== Supplied entries ==

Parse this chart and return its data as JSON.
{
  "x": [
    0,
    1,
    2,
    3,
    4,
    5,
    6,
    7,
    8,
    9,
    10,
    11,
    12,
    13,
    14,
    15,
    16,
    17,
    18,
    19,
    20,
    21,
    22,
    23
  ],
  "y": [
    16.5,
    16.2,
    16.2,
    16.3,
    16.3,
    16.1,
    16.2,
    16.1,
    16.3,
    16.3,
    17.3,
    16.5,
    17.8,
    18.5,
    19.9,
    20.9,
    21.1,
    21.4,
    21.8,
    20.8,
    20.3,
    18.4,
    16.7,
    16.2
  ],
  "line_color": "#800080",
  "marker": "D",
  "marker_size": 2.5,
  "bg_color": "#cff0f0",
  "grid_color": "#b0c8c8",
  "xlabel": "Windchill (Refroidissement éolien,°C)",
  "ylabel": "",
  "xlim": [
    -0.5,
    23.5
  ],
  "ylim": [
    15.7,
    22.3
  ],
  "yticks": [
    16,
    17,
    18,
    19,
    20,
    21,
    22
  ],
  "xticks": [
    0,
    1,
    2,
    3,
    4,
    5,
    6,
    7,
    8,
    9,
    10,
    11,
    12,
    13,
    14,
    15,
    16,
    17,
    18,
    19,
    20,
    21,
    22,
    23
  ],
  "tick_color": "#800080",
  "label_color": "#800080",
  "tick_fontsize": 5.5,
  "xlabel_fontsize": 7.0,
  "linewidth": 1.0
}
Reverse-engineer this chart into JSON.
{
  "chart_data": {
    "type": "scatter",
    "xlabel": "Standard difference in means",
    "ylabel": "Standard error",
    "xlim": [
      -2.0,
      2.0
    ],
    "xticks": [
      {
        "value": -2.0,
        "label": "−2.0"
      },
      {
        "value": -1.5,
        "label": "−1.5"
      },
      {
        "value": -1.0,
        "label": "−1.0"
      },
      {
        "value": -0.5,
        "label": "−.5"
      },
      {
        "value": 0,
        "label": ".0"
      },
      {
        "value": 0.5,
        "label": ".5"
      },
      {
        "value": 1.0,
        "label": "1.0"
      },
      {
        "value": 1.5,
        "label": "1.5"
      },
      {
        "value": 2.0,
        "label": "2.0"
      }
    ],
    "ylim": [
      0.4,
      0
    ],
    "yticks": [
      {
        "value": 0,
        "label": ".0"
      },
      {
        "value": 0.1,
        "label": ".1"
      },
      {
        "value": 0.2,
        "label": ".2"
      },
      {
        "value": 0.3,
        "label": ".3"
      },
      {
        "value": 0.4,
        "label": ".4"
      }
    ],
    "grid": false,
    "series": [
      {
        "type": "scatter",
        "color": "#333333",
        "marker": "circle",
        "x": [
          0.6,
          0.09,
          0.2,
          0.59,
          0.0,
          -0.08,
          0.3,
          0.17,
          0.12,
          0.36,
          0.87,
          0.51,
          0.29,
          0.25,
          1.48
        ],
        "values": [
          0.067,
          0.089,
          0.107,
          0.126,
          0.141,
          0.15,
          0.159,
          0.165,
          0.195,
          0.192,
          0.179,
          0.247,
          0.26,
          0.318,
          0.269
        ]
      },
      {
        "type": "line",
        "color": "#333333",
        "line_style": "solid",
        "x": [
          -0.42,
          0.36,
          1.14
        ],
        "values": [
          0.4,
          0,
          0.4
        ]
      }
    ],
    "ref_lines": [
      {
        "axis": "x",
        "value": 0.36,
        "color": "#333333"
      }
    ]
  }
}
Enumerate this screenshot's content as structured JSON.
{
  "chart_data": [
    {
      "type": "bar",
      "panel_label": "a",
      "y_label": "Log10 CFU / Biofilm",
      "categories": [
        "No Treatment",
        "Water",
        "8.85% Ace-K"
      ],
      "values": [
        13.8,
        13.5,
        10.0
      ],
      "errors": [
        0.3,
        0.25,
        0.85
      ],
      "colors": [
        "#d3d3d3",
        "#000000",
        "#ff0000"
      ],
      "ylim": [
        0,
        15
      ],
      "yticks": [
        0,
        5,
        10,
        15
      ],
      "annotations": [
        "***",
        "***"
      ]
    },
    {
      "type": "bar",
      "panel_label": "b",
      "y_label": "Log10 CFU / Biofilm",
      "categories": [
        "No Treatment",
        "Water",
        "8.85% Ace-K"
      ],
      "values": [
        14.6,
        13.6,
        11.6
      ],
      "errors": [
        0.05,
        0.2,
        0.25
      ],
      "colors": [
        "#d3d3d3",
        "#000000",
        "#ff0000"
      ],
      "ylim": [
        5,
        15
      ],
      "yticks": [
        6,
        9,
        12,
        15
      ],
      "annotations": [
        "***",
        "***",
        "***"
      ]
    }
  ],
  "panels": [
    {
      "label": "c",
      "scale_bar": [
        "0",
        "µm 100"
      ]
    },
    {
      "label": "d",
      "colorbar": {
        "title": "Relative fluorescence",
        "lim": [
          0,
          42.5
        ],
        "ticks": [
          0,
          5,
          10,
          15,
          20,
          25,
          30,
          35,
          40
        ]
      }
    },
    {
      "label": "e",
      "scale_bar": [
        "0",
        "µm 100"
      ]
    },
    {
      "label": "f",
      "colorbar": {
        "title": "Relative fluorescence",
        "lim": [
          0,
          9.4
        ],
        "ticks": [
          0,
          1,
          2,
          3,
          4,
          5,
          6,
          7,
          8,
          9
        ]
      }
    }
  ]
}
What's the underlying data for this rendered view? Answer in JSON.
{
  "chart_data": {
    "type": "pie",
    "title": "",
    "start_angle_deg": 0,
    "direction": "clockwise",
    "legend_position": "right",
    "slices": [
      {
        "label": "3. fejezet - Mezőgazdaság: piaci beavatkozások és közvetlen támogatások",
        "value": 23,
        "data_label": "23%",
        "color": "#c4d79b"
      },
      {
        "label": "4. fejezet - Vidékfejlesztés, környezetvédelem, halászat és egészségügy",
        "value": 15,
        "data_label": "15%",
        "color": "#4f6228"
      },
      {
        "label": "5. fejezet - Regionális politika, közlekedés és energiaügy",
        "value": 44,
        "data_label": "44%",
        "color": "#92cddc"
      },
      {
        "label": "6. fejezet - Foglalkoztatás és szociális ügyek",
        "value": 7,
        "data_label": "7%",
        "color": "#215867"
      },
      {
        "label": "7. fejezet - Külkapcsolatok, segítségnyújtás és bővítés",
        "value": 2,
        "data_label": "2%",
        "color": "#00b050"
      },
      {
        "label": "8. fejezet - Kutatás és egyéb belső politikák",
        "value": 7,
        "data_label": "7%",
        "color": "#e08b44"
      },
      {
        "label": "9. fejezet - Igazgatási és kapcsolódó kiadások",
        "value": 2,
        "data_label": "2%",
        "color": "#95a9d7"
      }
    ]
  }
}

===

Task description => Can you give every line above again, exactly as written?

Final result =>
Parse this chart and return its data as JSON.
{
  "x": [
    0,
    1,
    2,
    3,
    4,
    5,
    6,
    7,
    8,
    9,
    10,
    11,
    12,
    13,
    14,
    15,
    16,
    17,
    18,
    19,
    20,
    21,
    22,
    23
  ],
  "y": [
    16.5,
    16.2,
    16.2,
    16.3,
    16.3,
    16.1,
    16.2,
    16.1,
    16.3,
    16.3,
    17.3,
    16.5,
    17.8,
    18.5,
    19.9,
    20.9,
    21.1,
    21.4,
    21.8,
    20.8,
    20.3,
    18.4,
    16.7,
    16.2
  ],
  "line_color": "#800080",
  "marker": "D",
  "marker_size": 2.5,
  "bg_color": "#cff0f0",
  "grid_color": "#b0c8c8",
  "xlabel": "Windchill (Refroidissement éolien,°C)",
  "ylabel": "",
  "xlim": [
    -0.5,
    23.5
  ],
  "ylim": [
    15.7,
    22.3
  ],
  "yticks": [
    16,
    17,
    18,
    19,
    20,
    21,
    22
  ],
  "xticks": [
    0,
    1,
    2,
    3,
    4,
    5,
    6,
    7,
    8,
    9,
    10,
    11,
    12,
    13,
    14,
    15,
    16,
    17,
    18,
    19,
    20,
    21,
    22,
    23
  ],
  "tick_color": "#800080",
  "label_color": "#800080",
  "tick_fontsize": 5.5,
  "xlabel_fontsize": 7.0,
  "linewidth": 1.0
}
Reverse-engineer this chart into JSON.
{
  "chart_data": {
    "type": "scatter",
    "xlabel": "Standard difference in means",
    "ylabel": "Standard error",
    "xlim": [
      -2.0,
      2.0
    ],
    "xticks": [
      {
        "value": -2.0,
        "label": "−2.0"
      },
      {
        "value": -1.5,
        "label": "−1.5"
      },
      {
        "value": -1.0,
        "label": "−1.0"
      },
      {
        "value": -0.5,
        "label": "−.5"
      },
      {
        "value": 0,
        "label": ".0"
      },
      {
        "value": 0.5,
        "label": ".5"
      },
      {
        "value": 1.0,
        "label": "1.0"
      },
      {
        "value": 1.5,
        "label": "1.5"
      },
      {
        "value": 2.0,
        "label": "2.0"
      }
    ],
    "ylim": [
      0.4,
      0
    ],
    "yticks": [
      {
        "value": 0,
        "label": ".0"
      },
      {
        "value": 0.1,
        "label": ".1"
      },
      {
        "value": 0.2,
        "label": ".2"
      },
      {
        "value": 0.3,
        "label": ".3"
      },
      {
        "value": 0.4,
        "label": ".4"
      }
    ],
    "grid": false,
    "series": [
      {
        "type": "scatter",
        "color": "#333333",
        "marker": "circle",
        "x": [
          0.6,
          0.09,
          0.2,
          0.59,
          0.0,
          -0.08,
          0.3,
          0.17,
          0.12,
          0.36,
          0.87,
          0.51,
          0.29,
          0.25,
          1.48
        ],
        "values": [
          0.067,
          0.089,
          0.107,
          0.126,
          0.141,
          0.15,
          0.159,
          0.165,
          0.195,
          0.192,
          0.179,
          0.247,
          0.26,
          0.318,
          0.269
        ]
      },
      {
        "type": "line",
        "color": "#333333",
        "line_style": "solid",
        "x": [
          -0.42,
          0.36,
          1.14
        ],
        "values": [
          0.4,
          0,
          0.4
        ]
      }
    ],
    "ref_lines": [
      {
        "axis": "x",
        "value": 0.36,
        "color": "#333333"
      }
    ]
  }
}
Enumerate this screenshot's content as structured JSON.
{
  "chart_data": [
    {
      "type": "bar",
      "panel_label": "a",
      "y_label": "Log10 CFU / Biofilm",
      "categories": [
        "No Treatment",
        "Water",
        "8.85% Ace-K"
      ],
      "values": [
        13.8,
        13.5,
        10.0
      ],
      "errors": [
        0.3,
        0.25,
        0.85
      ],
      "colors": [
        "#d3d3d3",
        "#000000",
        "#ff0000"
      ],
      "ylim": [
        0,
        15
      ],
      "yticks": [
        0,
        5,
        10,
        15
      ],
      "annotations": [
        "***",
        "***"
      ]
    },
    {
      "type": "bar",
      "panel_label": "b",
      "y_label": "Log10 CFU / Biofilm",
      "categories": [
        "No Treatment",
        "Water",
        "8.85% Ace-K"
      ],
      "values": [
        14.6,
        13.6,
        11.6
      ],
      "errors": [
        0.05,
        0.2,
        0.25
      ],
      "colors": [
        "#d3d3d3",
        "#000000",
        "#ff0000"
      ],
      "ylim": [
        5,
        15
      ],
      "yticks": [
        6,
        9,
        12,
        15
      ],
      "annotations": [
        "***",
        "***",
        "***"
      ]
    }
  ],
  "panels": [
    {
      "label": "c",
      "scale_bar": [
        "0",
        "µm 100"
      ]
    },
    {
      "label": "d",
      "colorbar": {
        "title": "Relative fluorescence",
        "lim": [
          0,
          42.5
        ],
        "ticks": [
          0,
          5,
          10,
          15,
          20,
          25,
          30,
          35,
          40
        ]
      }
    },
    {
      "label": "e",
      "scale_bar": [
        "0",
        "µm 100"
      ]
    },
    {
      "label": "f",
      "colorbar": {
        "title": "Relative fluorescence",
        "lim": [
          0,
          9.4
        ],
        "ticks": [
          0,
          1,
          2,
          3,
          4,
          5,
          6,
          7,
          8,
          9
        ]
      }
    }
  ]
}
What's the underlying data for this rendered view? Answer in JSON.
{
  "chart_data": {
    "type": "pie",
    "title": "",
    "start_angle_deg": 0,
    "direction": "clockwise",
    "legend_position": "right",
    "slices": [
      {
        "label": "3. fejezet - Mezőgazdaság: piaci beavatkozások és közvetlen támogatások",
        "value": 23,
        "data_label": "23%",
        "color": "#c4d79b"
      },
      {
        "label": "4. fejezet - Vidékfejlesztés, környezetvédelem, halászat és egészségügy",
        "value": 15,
        "data_label": "15%",
        "color": "#4f6228"
      },
      {
        "label": "5. fejezet - Regionális politika, közlekedés és energiaügy",
        "value": 44,
        "data_label": "44%",
        "color": "#92cddc"
      },
      {
        "label": "6. fejezet - Foglalkoztatás és szociális ügyek",
        "value": 7,
        "data_label": "7%",
        "color": "#215867"
      },
      {
        "label": "7. fejezet - Külkapcsolatok, segítségnyújtás és bővítés",
        "value": 2,
        "data_label": "2%",
        "color": "#00b050"
      },
      {
        "label": "8. fejezet - Kutatás és egyéb belső politikák",
        "value": 7,
        "data_label": "7%",
        "color": "#e08b44"
      },
      {
        "label": "9. fejezet - Igazgatási és kapcsolódó kiadások",
        "value": 2,
        "data_label": "2%",
        "color": "#95a9d7"
      }
    ]
  }
}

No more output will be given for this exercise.